─── MATERIAL SUPPLIED

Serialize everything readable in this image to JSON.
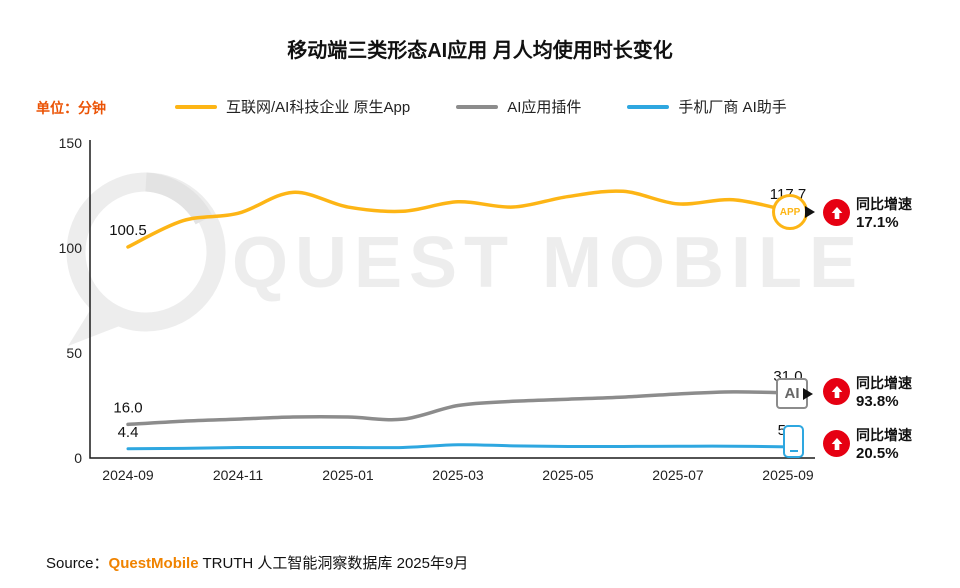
{
  "title": "移动端三类形态AI应用 月人均使用时长变化",
  "unit_label": "单位：分钟",
  "colors": {
    "accent_orange": "#F08300",
    "unit_label": "#EB5305",
    "badge_red": "#E60012",
    "axis": "#1A1A1A",
    "watermark": "#EDEDED"
  },
  "legend": [
    {
      "label": "互联网/AI科技企业 原生App",
      "color": "#FDB515"
    },
    {
      "label": "AI应用插件",
      "color": "#8C8C8C"
    },
    {
      "label": "手机厂商 AI助手",
      "color": "#2EA7E0"
    }
  ],
  "chart_data": {
    "type": "line",
    "x": [
      "2024-09",
      "2024-10",
      "2024-11",
      "2024-12",
      "2025-01",
      "2025-02",
      "2025-03",
      "2025-04",
      "2025-05",
      "2025-06",
      "2025-07",
      "2025-08",
      "2025-09"
    ],
    "x_tick_labels": [
      "2024-09",
      "2024-11",
      "2025-01",
      "2025-03",
      "2025-05",
      "2025-07",
      "2025-09"
    ],
    "yticks": [
      0,
      50,
      100,
      150
    ],
    "ylim": [
      0,
      150
    ],
    "grid": false,
    "legend_position": "top",
    "series": [
      {
        "name": "互联网/AI科技企业 原生App",
        "color": "#FDB515",
        "values": [
          100.5,
          113.0,
          116.5,
          126.5,
          119.5,
          117.5,
          122.0,
          119.5,
          124.5,
          127.0,
          121.0,
          123.0,
          117.7
        ],
        "start_label": "100.5",
        "end_label": "117.7"
      },
      {
        "name": "AI应用插件",
        "color": "#8C8C8C",
        "values": [
          16.0,
          17.5,
          18.5,
          19.5,
          19.5,
          18.5,
          25.0,
          27.0,
          28.0,
          29.0,
          30.5,
          31.5,
          31.0
        ],
        "start_label": "16.0",
        "end_label": "31.0"
      },
      {
        "name": "手机厂商 AI助手",
        "color": "#2EA7E0",
        "values": [
          4.4,
          4.6,
          5.0,
          5.0,
          5.0,
          5.0,
          6.3,
          5.8,
          5.5,
          5.5,
          5.6,
          5.6,
          5.3
        ],
        "start_label": "4.4",
        "end_label": "5.3"
      }
    ]
  },
  "annotations": [
    {
      "icon_label": "APP",
      "growth_label": "同比增速",
      "growth_value": "17.1%"
    },
    {
      "icon_label": "AI",
      "growth_label": "同比增速",
      "growth_value": "93.8%"
    },
    {
      "growth_label": "同比增速",
      "growth_value": "20.5%"
    }
  ],
  "watermark_text": "QUEST MOBILE",
  "source": {
    "prefix": "Source：",
    "brand": "QuestMobile",
    "rest": " TRUTH 人工智能洞察数据库 2025年9月"
  }
}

──────

- PROBLEM STATEMENT: Reproduce the full listing faithfully, but do not carry over any pictures.

- SOLUTION FOR THIS PROBLEM:
Serialize everything readable in this image to JSON.
{
  "title": "移动端三类形态AI应用 月人均使用时长变化",
  "unit_label": "单位：分钟",
  "colors": {
    "accent_orange": "#F08300",
    "unit_label": "#EB5305",
    "badge_red": "#E60012",
    "axis": "#1A1A1A",
    "watermark": "#EDEDED"
  },
  "legend": [
    {
      "label": "互联网/AI科技企业 原生App",
      "color": "#FDB515"
    },
    {
      "label": "AI应用插件",
      "color": "#8C8C8C"
    },
    {
      "label": "手机厂商 AI助手",
      "color": "#2EA7E0"
    }
  ],
  "chart_data": {
    "type": "line",
    "x": [
      "2024-09",
      "2024-10",
      "2024-11",
      "2024-12",
      "2025-01",
      "2025-02",
      "2025-03",
      "2025-04",
      "2025-05",
      "2025-06",
      "2025-07",
      "2025-08",
      "2025-09"
    ],
    "x_tick_labels": [
      "2024-09",
      "2024-11",
      "2025-01",
      "2025-03",
      "2025-05",
      "2025-07",
      "2025-09"
    ],
    "yticks": [
      0,
      50,
      100,
      150
    ],
    "ylim": [
      0,
      150
    ],
    "grid": false,
    "legend_position": "top",
    "series": [
      {
        "name": "互联网/AI科技企业 原生App",
        "color": "#FDB515",
        "values": [
          100.5,
          113.0,
          116.5,
          126.5,
          119.5,
          117.5,
          122.0,
          119.5,
          124.5,
          127.0,
          121.0,
          123.0,
          117.7
        ],
        "start_label": "100.5",
        "end_label": "117.7"
      },
      {
        "name": "AI应用插件",
        "color": "#8C8C8C",
        "values": [
          16.0,
          17.5,
          18.5,
          19.5,
          19.5,
          18.5,
          25.0,
          27.0,
          28.0,
          29.0,
          30.5,
          31.5,
          31.0
        ],
        "start_label": "16.0",
        "end_label": "31.0"
      },
      {
        "name": "手机厂商 AI助手",
        "color": "#2EA7E0",
        "values": [
          4.4,
          4.6,
          5.0,
          5.0,
          5.0,
          5.0,
          6.3,
          5.8,
          5.5,
          5.5,
          5.6,
          5.6,
          5.3
        ],
        "start_label": "4.4",
        "end_label": "5.3"
      }
    ]
  },
  "annotations": [
    {
      "icon_label": "APP",
      "growth_label": "同比增速",
      "growth_value": "17.1%"
    },
    {
      "icon_label": "AI",
      "growth_label": "同比增速",
      "growth_value": "93.8%"
    },
    {
      "growth_label": "同比增速",
      "growth_value": "20.5%"
    }
  ],
  "watermark_text": "QUEST MOBILE",
  "source": {
    "prefix": "Source：",
    "brand": "QuestMobile",
    "rest": " TRUTH 人工智能洞察数据库 2025年9月"
  }
}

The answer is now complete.